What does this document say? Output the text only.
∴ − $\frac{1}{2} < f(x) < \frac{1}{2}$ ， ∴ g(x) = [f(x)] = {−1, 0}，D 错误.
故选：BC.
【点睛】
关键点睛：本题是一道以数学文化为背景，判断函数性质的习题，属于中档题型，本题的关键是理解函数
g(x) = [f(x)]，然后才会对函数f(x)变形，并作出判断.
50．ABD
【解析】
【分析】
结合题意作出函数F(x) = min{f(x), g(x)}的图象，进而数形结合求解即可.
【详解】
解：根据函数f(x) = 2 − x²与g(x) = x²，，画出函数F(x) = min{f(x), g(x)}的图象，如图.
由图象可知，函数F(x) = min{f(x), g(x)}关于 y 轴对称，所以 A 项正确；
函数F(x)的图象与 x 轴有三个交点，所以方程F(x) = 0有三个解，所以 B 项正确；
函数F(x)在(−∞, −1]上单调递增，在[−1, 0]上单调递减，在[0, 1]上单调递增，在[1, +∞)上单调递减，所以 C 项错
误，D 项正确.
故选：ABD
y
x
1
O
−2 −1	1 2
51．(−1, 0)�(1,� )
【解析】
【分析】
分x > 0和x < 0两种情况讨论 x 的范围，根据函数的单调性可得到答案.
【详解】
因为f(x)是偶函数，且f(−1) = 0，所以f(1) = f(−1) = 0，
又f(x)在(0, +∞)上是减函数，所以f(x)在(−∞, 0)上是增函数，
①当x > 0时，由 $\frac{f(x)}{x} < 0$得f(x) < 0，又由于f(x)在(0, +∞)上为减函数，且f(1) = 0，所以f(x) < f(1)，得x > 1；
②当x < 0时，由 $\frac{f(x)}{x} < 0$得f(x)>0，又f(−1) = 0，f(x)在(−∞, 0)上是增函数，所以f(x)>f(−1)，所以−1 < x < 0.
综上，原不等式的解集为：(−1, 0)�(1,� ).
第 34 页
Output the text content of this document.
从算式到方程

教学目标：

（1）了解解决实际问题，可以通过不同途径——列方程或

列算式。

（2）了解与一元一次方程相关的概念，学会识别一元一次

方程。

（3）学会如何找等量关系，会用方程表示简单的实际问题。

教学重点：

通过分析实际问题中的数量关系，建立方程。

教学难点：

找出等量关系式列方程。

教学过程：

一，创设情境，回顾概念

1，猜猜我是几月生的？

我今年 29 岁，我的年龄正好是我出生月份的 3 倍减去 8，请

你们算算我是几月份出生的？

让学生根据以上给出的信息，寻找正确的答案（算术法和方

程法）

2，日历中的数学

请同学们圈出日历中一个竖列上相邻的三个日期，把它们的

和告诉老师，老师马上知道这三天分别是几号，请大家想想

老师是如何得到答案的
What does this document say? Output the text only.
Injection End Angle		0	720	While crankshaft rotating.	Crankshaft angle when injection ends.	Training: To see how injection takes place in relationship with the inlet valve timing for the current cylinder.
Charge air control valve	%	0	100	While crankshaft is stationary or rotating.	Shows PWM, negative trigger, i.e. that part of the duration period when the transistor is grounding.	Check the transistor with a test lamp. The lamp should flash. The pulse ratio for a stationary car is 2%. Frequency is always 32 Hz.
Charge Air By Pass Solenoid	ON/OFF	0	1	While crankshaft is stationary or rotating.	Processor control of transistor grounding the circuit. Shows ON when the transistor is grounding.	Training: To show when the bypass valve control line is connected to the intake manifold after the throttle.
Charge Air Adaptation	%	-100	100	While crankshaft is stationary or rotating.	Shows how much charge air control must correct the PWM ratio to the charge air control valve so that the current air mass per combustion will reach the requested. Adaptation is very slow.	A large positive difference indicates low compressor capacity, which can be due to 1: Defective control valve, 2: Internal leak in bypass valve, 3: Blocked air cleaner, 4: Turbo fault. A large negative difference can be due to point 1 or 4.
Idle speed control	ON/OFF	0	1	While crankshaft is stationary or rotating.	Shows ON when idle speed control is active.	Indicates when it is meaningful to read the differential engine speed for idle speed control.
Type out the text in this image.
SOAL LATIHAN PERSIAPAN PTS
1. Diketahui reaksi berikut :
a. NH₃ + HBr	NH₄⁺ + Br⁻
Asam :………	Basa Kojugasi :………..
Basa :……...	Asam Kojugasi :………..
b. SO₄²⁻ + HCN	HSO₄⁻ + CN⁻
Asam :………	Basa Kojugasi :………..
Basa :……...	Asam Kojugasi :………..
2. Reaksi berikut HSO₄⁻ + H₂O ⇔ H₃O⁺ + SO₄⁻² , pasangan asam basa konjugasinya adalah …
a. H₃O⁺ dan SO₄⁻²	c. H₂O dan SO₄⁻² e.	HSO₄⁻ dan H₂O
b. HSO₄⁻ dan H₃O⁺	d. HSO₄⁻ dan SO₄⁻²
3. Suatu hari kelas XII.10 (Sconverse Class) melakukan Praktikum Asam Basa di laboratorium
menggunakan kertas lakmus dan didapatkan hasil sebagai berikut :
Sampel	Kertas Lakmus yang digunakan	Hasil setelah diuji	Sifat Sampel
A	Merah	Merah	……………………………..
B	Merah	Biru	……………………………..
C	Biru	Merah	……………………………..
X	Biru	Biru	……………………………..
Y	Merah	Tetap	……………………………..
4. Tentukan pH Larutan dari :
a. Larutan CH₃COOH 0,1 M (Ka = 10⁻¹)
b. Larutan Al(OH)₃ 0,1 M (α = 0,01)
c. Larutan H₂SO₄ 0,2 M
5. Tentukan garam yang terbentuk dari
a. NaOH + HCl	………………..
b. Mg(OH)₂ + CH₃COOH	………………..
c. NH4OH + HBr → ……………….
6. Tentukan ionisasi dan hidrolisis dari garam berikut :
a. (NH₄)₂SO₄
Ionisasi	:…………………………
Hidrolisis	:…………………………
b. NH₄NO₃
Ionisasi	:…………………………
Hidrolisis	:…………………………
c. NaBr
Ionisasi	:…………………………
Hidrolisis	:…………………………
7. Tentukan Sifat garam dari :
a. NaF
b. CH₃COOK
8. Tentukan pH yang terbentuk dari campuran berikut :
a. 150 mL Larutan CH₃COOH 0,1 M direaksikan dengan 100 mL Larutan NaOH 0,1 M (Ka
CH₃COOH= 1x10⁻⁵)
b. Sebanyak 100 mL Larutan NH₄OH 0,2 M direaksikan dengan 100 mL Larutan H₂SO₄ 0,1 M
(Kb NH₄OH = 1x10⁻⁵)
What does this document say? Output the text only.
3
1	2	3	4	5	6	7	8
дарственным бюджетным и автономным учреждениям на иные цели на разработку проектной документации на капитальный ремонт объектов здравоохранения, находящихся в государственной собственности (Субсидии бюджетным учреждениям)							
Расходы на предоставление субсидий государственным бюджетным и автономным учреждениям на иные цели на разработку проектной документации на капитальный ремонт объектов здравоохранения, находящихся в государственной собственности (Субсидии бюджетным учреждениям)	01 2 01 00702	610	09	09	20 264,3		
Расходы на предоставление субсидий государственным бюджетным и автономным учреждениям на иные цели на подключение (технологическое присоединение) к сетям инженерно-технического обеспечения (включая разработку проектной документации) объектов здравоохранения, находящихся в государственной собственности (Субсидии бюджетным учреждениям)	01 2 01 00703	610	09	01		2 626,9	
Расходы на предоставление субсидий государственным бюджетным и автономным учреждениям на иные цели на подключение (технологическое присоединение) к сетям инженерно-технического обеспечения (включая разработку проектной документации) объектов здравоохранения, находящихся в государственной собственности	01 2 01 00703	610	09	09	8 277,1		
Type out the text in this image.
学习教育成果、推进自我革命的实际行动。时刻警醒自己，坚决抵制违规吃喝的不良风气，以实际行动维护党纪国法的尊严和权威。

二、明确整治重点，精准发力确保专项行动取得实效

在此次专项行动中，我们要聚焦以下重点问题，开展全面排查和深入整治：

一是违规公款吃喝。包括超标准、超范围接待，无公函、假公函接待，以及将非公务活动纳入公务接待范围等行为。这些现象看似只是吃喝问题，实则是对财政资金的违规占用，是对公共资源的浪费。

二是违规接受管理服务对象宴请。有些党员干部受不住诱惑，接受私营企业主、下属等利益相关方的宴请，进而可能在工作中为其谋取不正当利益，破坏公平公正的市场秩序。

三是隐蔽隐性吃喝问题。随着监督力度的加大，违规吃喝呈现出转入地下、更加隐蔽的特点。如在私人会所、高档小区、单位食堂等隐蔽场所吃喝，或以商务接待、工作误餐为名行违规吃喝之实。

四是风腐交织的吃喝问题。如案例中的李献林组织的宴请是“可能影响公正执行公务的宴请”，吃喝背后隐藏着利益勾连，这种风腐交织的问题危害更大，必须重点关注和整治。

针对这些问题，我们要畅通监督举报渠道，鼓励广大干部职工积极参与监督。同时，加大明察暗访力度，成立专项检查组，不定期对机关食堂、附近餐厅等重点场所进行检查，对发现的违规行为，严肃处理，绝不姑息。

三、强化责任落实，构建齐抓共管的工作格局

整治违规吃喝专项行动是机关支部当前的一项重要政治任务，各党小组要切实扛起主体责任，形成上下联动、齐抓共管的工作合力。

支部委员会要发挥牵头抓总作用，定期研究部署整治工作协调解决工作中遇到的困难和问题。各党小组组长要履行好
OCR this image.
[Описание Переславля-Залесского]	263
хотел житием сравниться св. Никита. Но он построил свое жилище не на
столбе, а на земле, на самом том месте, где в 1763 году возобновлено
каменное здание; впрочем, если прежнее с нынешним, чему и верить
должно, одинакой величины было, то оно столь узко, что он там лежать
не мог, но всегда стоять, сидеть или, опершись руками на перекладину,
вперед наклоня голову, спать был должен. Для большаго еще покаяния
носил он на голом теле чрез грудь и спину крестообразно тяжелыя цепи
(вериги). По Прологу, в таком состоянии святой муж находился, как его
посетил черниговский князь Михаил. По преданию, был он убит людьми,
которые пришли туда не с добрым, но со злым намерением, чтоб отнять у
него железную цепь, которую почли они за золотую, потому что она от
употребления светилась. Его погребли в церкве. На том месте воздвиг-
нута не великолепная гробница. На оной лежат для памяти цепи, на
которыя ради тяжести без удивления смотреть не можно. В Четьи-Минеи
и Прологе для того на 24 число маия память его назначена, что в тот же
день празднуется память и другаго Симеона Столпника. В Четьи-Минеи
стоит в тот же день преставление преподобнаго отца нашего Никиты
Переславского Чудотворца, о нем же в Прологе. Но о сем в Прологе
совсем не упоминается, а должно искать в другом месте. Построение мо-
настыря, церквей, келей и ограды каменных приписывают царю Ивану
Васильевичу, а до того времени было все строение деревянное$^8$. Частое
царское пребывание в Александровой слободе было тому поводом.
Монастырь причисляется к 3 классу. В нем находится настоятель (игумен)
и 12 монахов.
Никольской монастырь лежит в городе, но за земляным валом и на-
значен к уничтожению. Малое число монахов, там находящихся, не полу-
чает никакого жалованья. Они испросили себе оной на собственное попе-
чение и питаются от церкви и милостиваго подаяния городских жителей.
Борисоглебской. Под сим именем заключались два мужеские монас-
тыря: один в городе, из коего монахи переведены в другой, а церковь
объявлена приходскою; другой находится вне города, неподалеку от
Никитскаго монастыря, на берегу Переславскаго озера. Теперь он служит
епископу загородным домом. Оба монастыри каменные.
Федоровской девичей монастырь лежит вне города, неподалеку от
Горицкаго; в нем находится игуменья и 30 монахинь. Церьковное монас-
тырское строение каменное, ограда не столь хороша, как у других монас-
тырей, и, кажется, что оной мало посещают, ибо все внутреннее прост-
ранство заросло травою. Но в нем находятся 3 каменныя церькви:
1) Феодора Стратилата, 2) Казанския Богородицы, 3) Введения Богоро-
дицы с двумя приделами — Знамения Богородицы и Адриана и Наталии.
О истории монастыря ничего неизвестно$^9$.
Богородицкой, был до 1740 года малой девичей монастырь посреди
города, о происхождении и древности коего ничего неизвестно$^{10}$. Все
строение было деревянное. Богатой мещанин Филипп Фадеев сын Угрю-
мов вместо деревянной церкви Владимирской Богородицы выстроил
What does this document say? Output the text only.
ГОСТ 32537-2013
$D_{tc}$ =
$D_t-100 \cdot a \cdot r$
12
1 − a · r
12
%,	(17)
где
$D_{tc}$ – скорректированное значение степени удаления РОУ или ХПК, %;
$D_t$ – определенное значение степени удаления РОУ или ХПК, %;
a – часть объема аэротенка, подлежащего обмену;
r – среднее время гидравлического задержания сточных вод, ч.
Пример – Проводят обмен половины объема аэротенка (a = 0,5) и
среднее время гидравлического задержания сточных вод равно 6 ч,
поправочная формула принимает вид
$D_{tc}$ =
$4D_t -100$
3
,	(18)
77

• [Directions]: In the records above, find the lines containing "день" and copy them.

• [Output of the exercise]:
день празднуется память и другаго Симеона Столпника. В Четьи-Минеи
стоит в тот же день преставление преподобнаго отца нашего Никиты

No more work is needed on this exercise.